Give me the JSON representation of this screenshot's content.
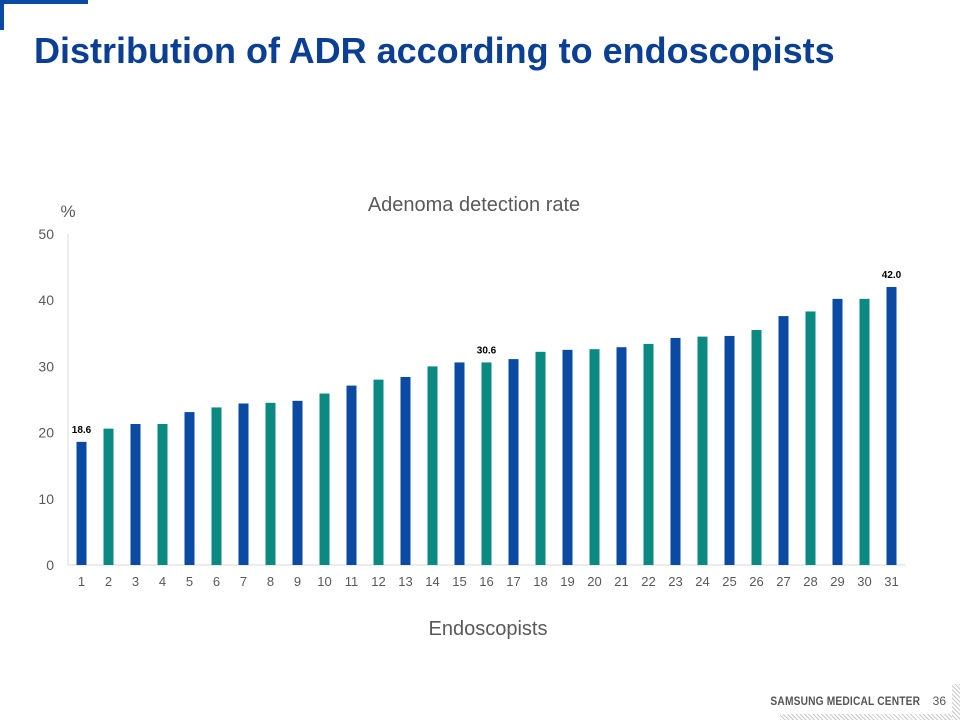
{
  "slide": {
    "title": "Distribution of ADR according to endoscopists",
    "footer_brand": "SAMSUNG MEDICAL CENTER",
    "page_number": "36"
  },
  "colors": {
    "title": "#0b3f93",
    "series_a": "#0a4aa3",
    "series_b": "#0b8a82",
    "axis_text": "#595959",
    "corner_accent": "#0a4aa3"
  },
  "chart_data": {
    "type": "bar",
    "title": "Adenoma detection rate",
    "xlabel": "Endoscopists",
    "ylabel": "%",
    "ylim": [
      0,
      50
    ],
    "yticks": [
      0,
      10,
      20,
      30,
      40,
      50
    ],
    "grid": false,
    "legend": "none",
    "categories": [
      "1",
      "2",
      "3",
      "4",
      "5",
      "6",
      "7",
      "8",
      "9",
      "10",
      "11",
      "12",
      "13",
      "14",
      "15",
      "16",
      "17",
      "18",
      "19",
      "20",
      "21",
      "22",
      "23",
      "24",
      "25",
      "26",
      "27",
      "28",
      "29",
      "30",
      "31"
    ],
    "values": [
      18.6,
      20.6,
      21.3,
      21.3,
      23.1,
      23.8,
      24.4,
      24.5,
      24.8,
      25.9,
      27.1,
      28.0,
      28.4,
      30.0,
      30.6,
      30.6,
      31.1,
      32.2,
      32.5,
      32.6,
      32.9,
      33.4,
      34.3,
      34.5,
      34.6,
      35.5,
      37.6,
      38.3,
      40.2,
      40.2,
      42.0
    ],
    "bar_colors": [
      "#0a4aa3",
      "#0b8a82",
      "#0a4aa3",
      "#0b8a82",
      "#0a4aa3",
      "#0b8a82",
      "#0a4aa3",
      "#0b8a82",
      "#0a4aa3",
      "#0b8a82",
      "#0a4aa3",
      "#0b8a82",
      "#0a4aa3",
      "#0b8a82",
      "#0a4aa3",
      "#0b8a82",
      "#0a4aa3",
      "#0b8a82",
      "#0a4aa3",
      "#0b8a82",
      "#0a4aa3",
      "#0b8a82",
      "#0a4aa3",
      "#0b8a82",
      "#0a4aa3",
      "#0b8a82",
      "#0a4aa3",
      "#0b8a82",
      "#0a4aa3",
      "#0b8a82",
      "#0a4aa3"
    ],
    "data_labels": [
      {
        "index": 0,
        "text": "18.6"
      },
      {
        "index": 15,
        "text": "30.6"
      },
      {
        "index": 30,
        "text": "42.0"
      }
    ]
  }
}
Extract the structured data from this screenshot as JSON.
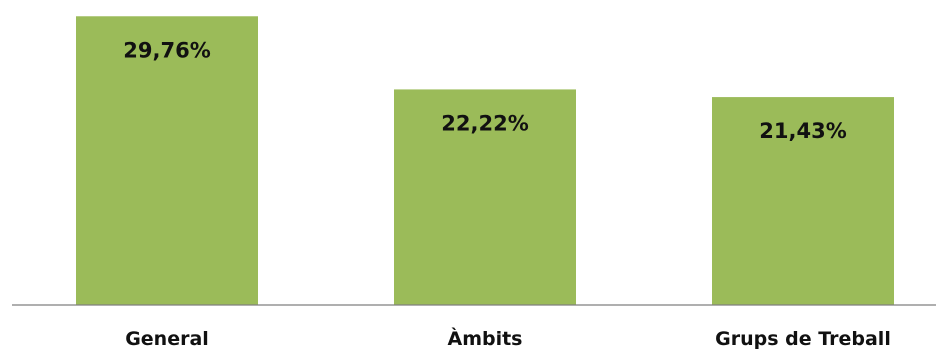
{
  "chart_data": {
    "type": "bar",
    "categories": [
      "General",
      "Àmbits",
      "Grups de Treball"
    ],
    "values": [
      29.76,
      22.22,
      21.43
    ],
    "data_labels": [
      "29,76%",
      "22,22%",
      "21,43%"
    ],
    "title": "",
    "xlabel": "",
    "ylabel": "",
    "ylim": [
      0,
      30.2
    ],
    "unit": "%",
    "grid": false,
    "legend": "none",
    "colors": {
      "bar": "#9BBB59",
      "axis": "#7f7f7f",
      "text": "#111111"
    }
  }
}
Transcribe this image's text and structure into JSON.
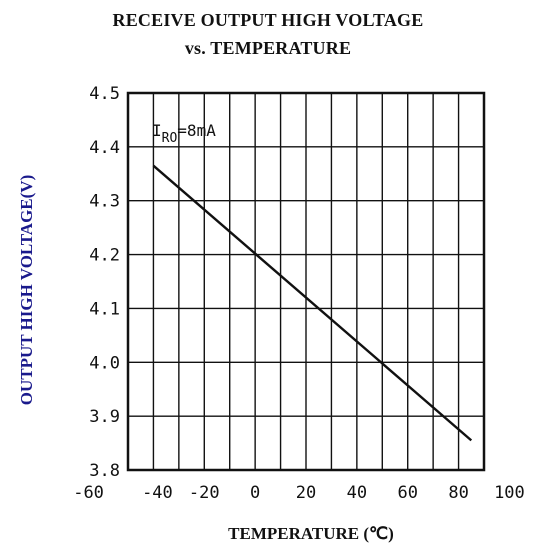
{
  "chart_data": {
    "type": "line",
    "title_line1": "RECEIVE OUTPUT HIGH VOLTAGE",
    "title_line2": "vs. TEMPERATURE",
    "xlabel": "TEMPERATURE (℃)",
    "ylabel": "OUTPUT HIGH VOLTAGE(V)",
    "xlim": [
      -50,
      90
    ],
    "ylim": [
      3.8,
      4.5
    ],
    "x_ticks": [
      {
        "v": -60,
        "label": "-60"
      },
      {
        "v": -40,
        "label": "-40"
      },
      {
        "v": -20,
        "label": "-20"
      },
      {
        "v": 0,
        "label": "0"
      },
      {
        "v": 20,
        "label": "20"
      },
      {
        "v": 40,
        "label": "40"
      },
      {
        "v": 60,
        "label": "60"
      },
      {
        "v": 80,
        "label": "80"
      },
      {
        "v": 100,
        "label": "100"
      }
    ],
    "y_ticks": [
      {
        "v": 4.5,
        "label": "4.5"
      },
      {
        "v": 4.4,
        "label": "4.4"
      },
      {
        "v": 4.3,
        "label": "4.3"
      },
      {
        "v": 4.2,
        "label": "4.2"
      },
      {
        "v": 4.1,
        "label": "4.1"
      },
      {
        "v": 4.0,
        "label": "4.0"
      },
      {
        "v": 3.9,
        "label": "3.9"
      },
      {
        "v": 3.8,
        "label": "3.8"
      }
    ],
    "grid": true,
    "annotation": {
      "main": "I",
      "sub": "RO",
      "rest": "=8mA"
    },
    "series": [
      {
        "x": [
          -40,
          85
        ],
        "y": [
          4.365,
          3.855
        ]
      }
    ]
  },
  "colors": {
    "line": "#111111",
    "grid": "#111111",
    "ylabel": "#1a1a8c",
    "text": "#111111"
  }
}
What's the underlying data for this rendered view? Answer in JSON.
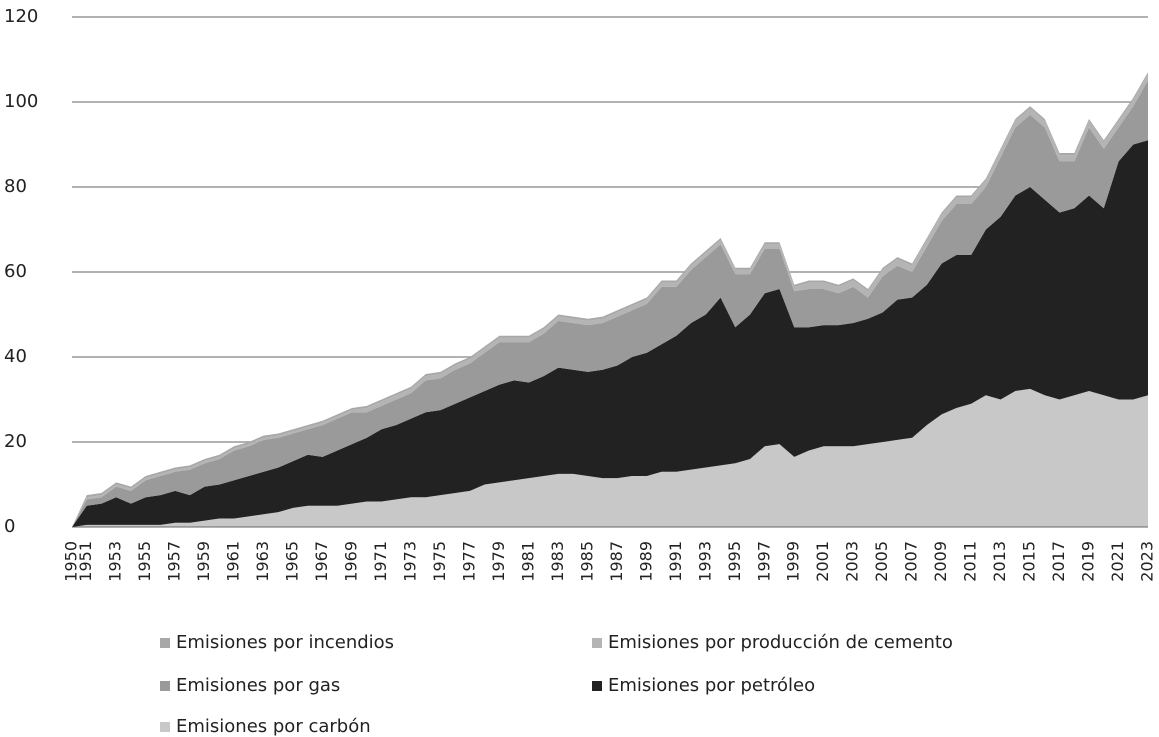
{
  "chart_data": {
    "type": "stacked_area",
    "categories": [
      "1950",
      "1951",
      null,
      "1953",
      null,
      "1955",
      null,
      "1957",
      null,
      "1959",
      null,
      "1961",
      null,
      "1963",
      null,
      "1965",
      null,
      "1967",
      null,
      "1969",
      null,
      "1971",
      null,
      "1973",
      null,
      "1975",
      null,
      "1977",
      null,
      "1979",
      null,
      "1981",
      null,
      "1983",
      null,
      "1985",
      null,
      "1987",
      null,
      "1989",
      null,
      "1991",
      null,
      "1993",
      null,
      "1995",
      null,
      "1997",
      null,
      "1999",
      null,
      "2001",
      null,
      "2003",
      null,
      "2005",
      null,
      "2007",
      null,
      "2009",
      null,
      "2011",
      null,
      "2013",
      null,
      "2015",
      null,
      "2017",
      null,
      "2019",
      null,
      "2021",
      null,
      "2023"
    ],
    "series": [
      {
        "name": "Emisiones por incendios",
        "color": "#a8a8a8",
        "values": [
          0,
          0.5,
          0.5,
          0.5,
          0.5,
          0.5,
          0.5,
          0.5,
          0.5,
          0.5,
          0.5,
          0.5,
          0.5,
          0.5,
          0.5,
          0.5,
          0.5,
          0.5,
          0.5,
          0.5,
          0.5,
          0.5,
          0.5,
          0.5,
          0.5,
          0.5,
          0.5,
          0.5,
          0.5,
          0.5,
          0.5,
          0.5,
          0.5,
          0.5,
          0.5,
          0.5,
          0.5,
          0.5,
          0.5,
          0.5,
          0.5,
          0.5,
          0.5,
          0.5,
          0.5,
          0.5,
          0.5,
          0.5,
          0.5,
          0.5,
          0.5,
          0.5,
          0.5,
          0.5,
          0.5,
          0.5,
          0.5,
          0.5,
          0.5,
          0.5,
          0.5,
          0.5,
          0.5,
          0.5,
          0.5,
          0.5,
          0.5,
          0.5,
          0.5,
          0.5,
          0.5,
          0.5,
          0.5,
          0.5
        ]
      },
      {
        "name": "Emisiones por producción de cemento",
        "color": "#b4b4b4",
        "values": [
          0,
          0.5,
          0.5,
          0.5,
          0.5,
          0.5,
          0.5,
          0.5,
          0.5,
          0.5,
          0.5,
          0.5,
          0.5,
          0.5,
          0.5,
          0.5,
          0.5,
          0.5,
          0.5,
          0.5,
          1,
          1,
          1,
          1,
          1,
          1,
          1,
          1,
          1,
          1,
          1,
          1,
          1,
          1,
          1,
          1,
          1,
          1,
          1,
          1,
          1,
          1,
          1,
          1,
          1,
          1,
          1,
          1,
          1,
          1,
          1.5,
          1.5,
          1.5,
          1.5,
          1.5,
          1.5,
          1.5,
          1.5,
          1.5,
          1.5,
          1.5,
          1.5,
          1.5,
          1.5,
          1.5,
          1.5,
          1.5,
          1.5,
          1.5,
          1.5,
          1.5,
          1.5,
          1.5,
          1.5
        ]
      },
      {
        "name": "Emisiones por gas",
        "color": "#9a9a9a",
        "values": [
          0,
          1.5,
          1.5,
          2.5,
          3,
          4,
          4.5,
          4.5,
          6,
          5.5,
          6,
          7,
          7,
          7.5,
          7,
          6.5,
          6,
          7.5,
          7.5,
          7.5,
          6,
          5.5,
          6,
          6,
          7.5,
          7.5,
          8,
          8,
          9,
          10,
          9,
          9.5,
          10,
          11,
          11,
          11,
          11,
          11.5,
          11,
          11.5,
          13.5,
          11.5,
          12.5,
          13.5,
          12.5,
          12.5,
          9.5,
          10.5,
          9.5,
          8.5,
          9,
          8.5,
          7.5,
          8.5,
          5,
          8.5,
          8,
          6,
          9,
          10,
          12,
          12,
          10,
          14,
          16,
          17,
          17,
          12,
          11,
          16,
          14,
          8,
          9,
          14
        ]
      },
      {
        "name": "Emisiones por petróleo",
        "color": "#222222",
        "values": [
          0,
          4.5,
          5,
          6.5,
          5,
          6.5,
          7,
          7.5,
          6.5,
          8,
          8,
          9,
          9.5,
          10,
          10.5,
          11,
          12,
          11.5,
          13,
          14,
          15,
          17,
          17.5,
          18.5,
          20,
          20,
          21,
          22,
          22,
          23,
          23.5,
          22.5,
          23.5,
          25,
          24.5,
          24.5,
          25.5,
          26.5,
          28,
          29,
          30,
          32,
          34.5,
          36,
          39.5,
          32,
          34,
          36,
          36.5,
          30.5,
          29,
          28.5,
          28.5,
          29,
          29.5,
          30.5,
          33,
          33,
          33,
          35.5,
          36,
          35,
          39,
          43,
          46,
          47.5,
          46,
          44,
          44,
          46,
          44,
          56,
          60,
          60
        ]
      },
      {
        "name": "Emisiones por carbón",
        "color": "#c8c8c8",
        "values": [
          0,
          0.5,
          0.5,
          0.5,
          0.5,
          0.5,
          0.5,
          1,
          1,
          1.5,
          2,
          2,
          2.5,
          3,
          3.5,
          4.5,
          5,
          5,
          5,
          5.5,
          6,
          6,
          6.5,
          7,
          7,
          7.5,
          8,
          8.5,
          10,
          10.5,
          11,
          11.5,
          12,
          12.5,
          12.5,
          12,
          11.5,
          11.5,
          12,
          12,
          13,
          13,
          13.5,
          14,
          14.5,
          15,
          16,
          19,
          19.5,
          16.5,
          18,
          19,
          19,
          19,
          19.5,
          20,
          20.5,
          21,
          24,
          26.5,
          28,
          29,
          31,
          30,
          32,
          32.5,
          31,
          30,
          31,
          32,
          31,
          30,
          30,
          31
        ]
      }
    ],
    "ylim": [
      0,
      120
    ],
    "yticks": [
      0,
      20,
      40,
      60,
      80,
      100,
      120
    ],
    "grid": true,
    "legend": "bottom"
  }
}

*****

Filter the entries down to the lines with the word "HIGH" in them.

    "title_line1": "RECEIVE OUTPUT HIGH VOLTAGE",
    "ylabel": "OUTPUT HIGH VOLTAGE(V)",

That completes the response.